[EXERCISE DIRECTIONS] Make an exact copy of each entry, leaving out every picture.

— BEGIN —

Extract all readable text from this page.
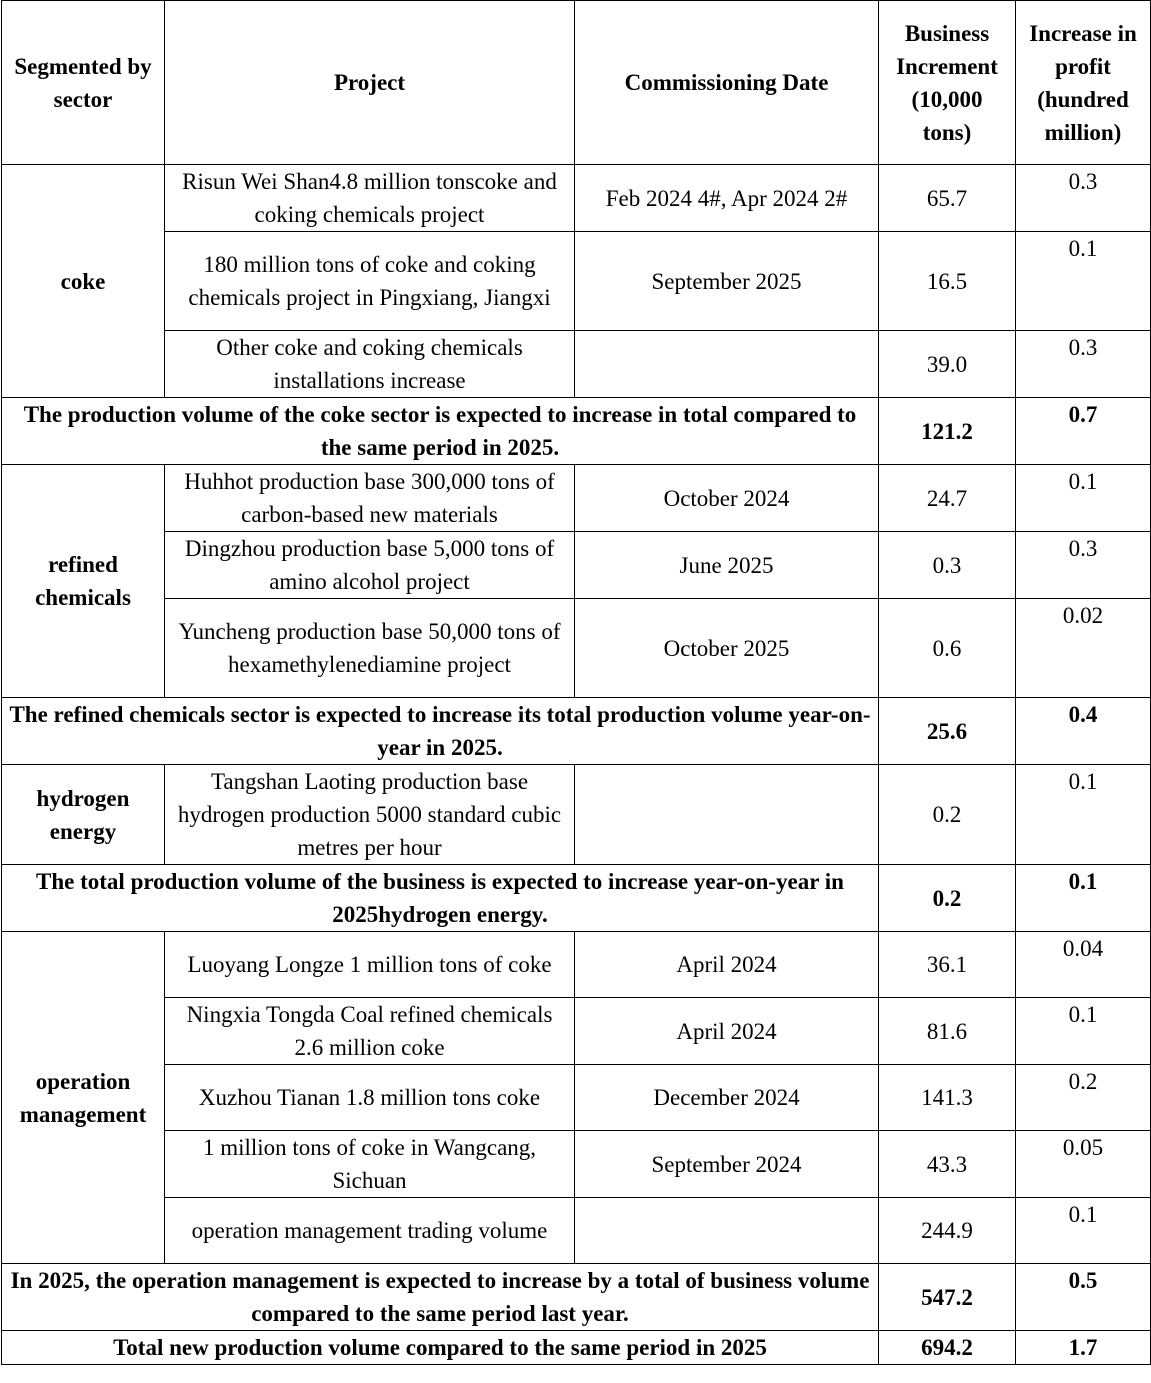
Segmented by sector	Project	Commissioning Date	Business Increment (10,000 tons)	Increase in profit (hundred million)
coke	Risun Wei Shan4.8 million tonscoke and coking chemicals project	Feb 2024 4#, Apr 2024 2#	65.7	0.3
	180 million tons of coke and coking chemicals project in Pingxiang, Jiangxi	September 2025	16.5	0.1
	Other coke and coking chemicals installations increase		39.0	0.3
The production volume of the coke sector is expected to increase in total compared to the same period in 2025.			121.2	0.7
refined chemicals	Huhhot production base 300,000 tons of carbon-based new materials	October 2024	24.7	0.1
	Dingzhou production base 5,000 tons of amino alcohol project	June 2025	0.3	0.3
	Yuncheng production base 50,000 tons of hexamethylenediamine project	October 2025	0.6	0.02
The refined chemicals sector is expected to increase its total production volume year-on-year in 2025.			25.6	0.4
hydrogen energy	Tangshan Laoting production base hydrogen production 5000 standard cubic metres per hour		0.2	0.1
The total production volume of the business is expected to increase year-on-year in 2025hydrogen energy.			0.2	0.1
operation management	Luoyang Longze 1 million tons of coke	April 2024	36.1	0.04
	Ningxia Tongda Coal refined chemicals 2.6 million coke	April 2024	81.6	0.1
	Xuzhou Tianan 1.8 million tons coke	December 2024	141.3	0.2
	1 million tons of coke in Wangcang, Sichuan	September 2024	43.3	0.05
	operation management trading volume		244.9	0.1
In 2025, the operation management is expected to increase by a total of business volume compared to the same period last year.			547.2	0.5
Total new production volume compared to the same period in 2025			694.2	1.7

— END —

[OUTPUT FOR THIS TASK]
Extract all readable text from this page.
Segmented by sector	Project	Commissioning Date	Business Increment (10,000 tons)	Increase in profit (hundred million)
coke	Risun Wei Shan4.8 million tonscoke and coking chemicals project	Feb 2024 4#, Apr 2024 2#	65.7	0.3
	180 million tons of coke and coking chemicals project in Pingxiang, Jiangxi	September 2025	16.5	0.1
	Other coke and coking chemicals installations increase		39.0	0.3
The production volume of the coke sector is expected to increase in total compared to the same period in 2025.			121.2	0.7
refined chemicals	Huhhot production base 300,000 tons of carbon-based new materials	October 2024	24.7	0.1
	Dingzhou production base 5,000 tons of amino alcohol project	June 2025	0.3	0.3
	Yuncheng production base 50,000 tons of hexamethylenediamine project	October 2025	0.6	0.02
The refined chemicals sector is expected to increase its total production volume year-on-year in 2025.			25.6	0.4
hydrogen energy	Tangshan Laoting production base hydrogen production 5000 standard cubic metres per hour		0.2	0.1
The total production volume of the business is expected to increase year-on-year in 2025hydrogen energy.			0.2	0.1
operation management	Luoyang Longze 1 million tons of coke	April 2024	36.1	0.04
	Ningxia Tongda Coal refined chemicals 2.6 million coke	April 2024	81.6	0.1
	Xuzhou Tianan 1.8 million tons coke	December 2024	141.3	0.2
	1 million tons of coke in Wangcang, Sichuan	September 2024	43.3	0.05
	operation management trading volume		244.9	0.1
In 2025, the operation management is expected to increase by a total of business volume compared to the same period last year.			547.2	0.5
Total new production volume compared to the same period in 2025			694.2	1.7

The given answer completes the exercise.